**WHAT TO PRODUCE:** Return only the count of lines in which the word "Vendor" appears.

**GIVEN DATA:**
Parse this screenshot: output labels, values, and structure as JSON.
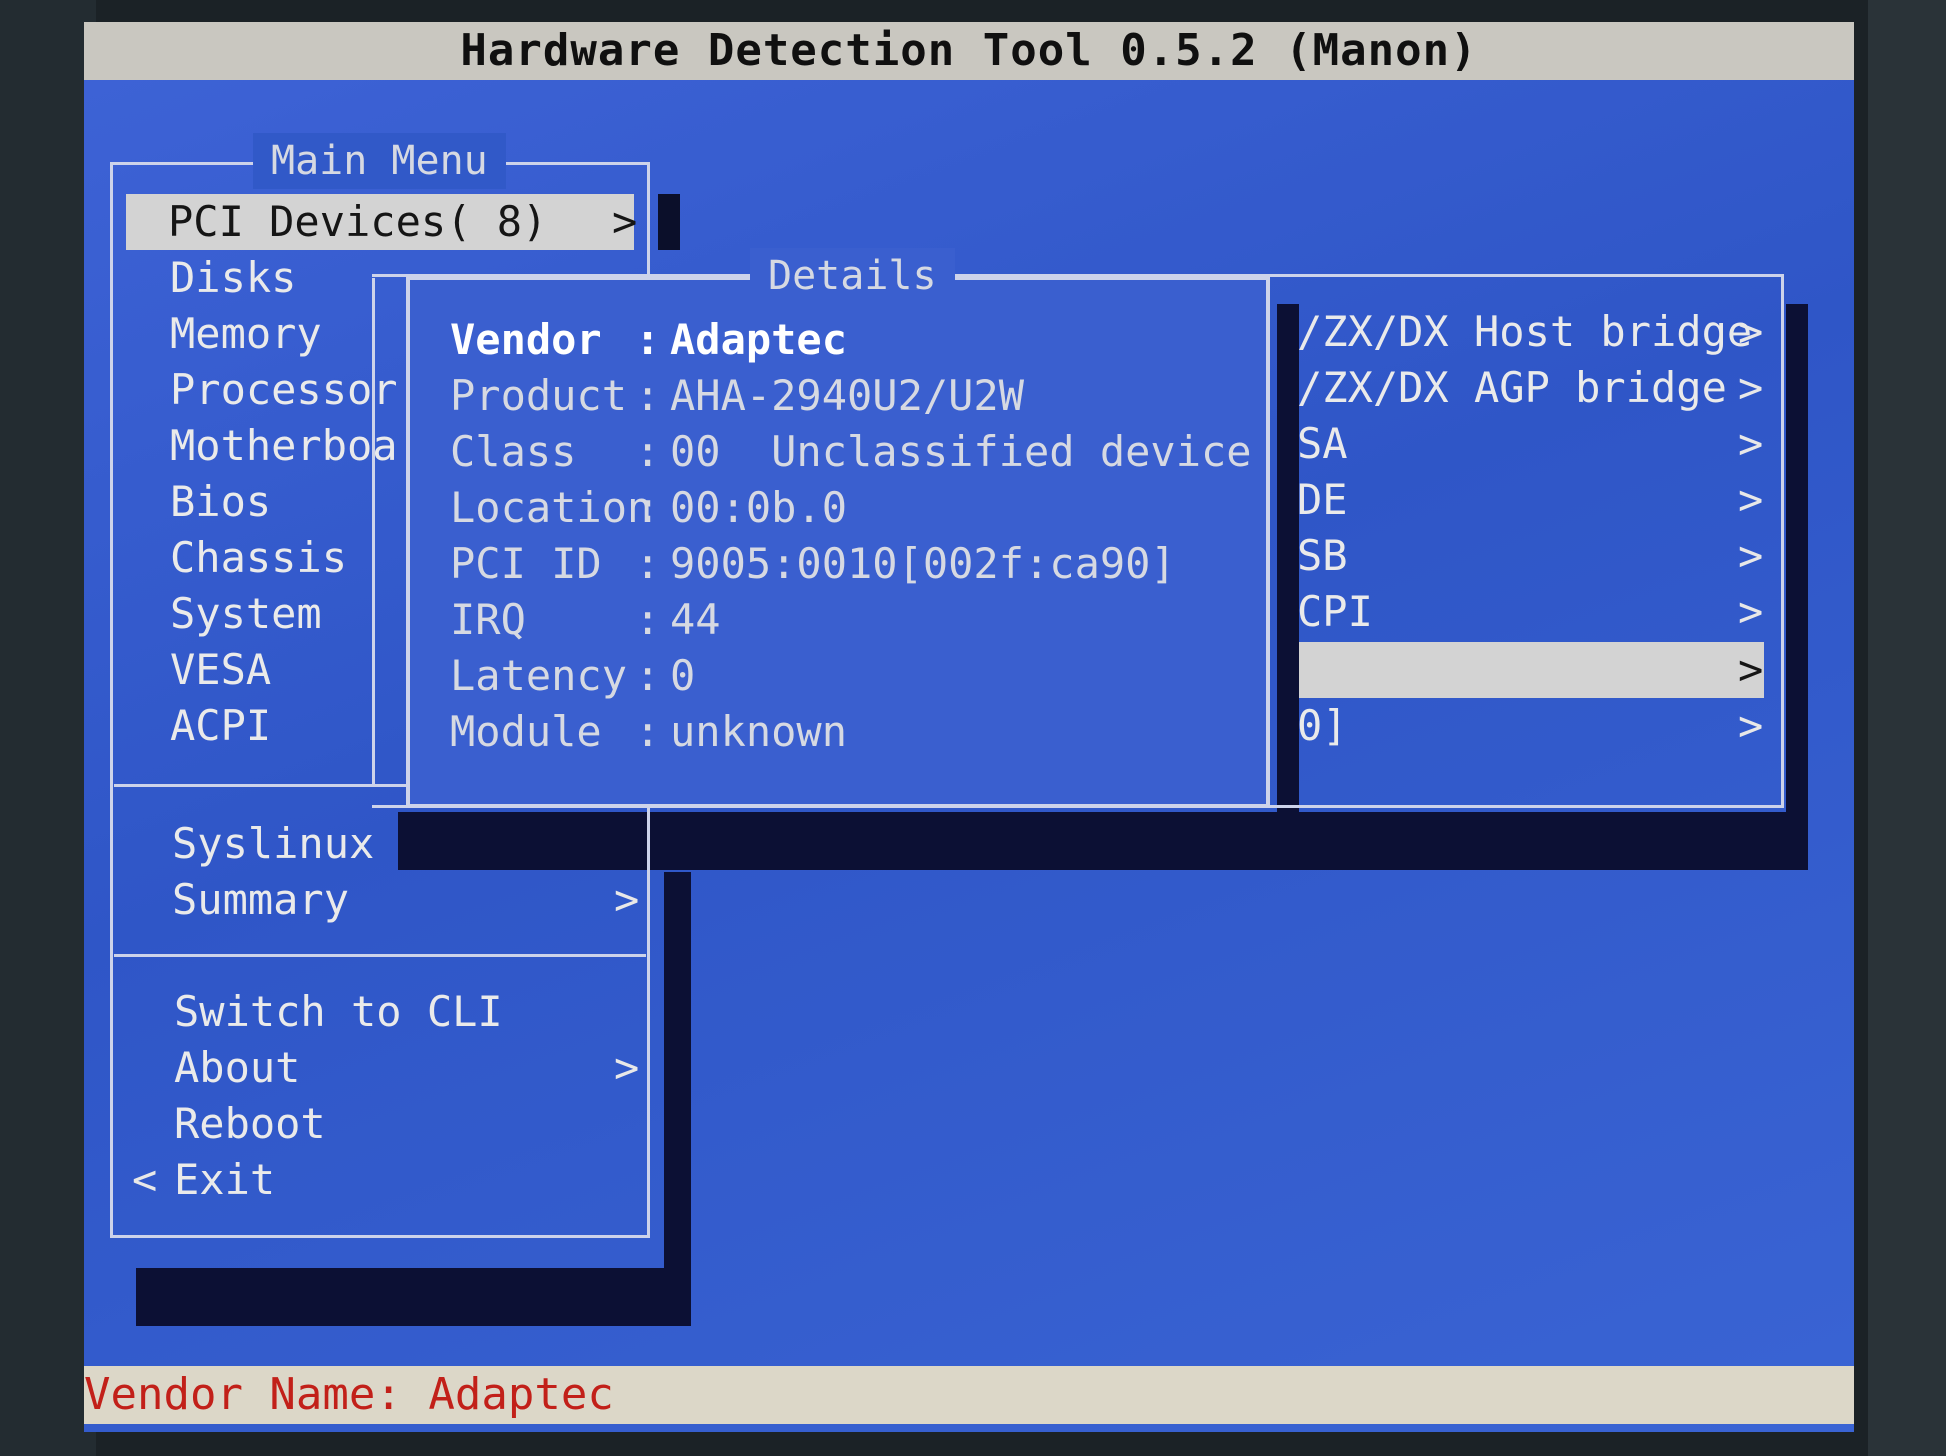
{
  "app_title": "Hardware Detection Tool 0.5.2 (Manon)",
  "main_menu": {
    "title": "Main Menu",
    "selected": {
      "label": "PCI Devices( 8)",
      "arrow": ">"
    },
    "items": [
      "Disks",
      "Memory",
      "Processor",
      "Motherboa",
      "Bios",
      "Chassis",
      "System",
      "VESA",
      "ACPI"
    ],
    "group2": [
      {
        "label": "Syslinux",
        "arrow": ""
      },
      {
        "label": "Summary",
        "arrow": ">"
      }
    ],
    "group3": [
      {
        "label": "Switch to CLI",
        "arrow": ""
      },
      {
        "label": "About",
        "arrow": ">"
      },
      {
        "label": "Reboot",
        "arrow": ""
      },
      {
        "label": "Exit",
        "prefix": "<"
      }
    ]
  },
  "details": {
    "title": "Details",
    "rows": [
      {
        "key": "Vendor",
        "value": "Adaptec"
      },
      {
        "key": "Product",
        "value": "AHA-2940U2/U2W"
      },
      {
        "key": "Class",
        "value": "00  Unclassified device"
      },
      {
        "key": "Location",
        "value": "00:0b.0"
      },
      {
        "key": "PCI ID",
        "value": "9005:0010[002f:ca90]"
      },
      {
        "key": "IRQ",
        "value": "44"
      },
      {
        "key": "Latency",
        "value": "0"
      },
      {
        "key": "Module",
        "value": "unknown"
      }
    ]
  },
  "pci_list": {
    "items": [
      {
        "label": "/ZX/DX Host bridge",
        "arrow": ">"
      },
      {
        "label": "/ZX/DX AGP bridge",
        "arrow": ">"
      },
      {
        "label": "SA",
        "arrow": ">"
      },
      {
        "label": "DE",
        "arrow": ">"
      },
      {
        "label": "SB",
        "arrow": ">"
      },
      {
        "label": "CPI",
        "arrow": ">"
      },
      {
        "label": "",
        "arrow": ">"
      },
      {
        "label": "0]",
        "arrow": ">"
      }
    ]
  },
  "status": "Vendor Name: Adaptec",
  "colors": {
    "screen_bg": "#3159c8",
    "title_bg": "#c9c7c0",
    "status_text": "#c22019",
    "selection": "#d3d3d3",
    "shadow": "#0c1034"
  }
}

**THE ANSWER:** 2